**WHAT THE EXERCISE ASKS**
Transcribe the records below exactly as they appear.

**ENTRIES SUPPLIED**
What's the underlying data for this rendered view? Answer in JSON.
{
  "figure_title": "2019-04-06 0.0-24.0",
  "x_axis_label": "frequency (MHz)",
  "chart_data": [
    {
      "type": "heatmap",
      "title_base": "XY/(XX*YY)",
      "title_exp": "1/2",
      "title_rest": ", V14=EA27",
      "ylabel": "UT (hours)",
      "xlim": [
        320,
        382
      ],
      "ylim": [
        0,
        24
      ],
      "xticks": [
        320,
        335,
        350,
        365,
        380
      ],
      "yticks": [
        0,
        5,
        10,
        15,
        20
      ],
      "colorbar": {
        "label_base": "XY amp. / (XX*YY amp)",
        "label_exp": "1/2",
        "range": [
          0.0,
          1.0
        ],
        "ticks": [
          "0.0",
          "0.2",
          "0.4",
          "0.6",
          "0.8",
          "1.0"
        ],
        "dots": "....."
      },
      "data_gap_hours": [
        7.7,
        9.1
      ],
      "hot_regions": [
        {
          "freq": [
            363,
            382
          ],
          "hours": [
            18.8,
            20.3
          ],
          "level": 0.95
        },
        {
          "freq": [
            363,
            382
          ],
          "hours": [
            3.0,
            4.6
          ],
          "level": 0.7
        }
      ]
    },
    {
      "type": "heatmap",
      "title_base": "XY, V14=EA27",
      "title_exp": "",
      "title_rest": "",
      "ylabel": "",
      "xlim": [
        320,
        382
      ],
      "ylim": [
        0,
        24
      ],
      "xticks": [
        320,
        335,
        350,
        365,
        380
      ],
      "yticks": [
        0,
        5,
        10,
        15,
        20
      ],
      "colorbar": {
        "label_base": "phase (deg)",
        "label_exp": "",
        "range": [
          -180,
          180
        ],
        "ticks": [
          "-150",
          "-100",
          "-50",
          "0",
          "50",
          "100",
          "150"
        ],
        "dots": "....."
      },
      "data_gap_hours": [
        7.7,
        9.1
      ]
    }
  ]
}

**EXERCISE RESULT**
What's the underlying data for this rendered view? Answer in JSON.
{
  "figure_title": "2019-04-06 0.0-24.0",
  "x_axis_label": "frequency (MHz)",
  "chart_data": [
    {
      "type": "heatmap",
      "title_base": "XY/(XX*YY)",
      "title_exp": "1/2",
      "title_rest": ", V14=EA27",
      "ylabel": "UT (hours)",
      "xlim": [
        320,
        382
      ],
      "ylim": [
        0,
        24
      ],
      "xticks": [
        320,
        335,
        350,
        365,
        380
      ],
      "yticks": [
        0,
        5,
        10,
        15,
        20
      ],
      "colorbar": {
        "label_base": "XY amp. / (XX*YY amp)",
        "label_exp": "1/2",
        "range": [
          0.0,
          1.0
        ],
        "ticks": [
          "0.0",
          "0.2",
          "0.4",
          "0.6",
          "0.8",
          "1.0"
        ],
        "dots": "....."
      },
      "data_gap_hours": [
        7.7,
        9.1
      ],
      "hot_regions": [
        {
          "freq": [
            363,
            382
          ],
          "hours": [
            18.8,
            20.3
          ],
          "level": 0.95
        },
        {
          "freq": [
            363,
            382
          ],
          "hours": [
            3.0,
            4.6
          ],
          "level": 0.7
        }
      ]
    },
    {
      "type": "heatmap",
      "title_base": "XY, V14=EA27",
      "title_exp": "",
      "title_rest": "",
      "ylabel": "",
      "xlim": [
        320,
        382
      ],
      "ylim": [
        0,
        24
      ],
      "xticks": [
        320,
        335,
        350,
        365,
        380
      ],
      "yticks": [
        0,
        5,
        10,
        15,
        20
      ],
      "colorbar": {
        "label_base": "phase (deg)",
        "label_exp": "",
        "range": [
          -180,
          180
        ],
        "ticks": [
          "-150",
          "-100",
          "-50",
          "0",
          "50",
          "100",
          "150"
        ],
        "dots": "....."
      },
      "data_gap_hours": [
        7.7,
        9.1
      ]
    }
  ]
}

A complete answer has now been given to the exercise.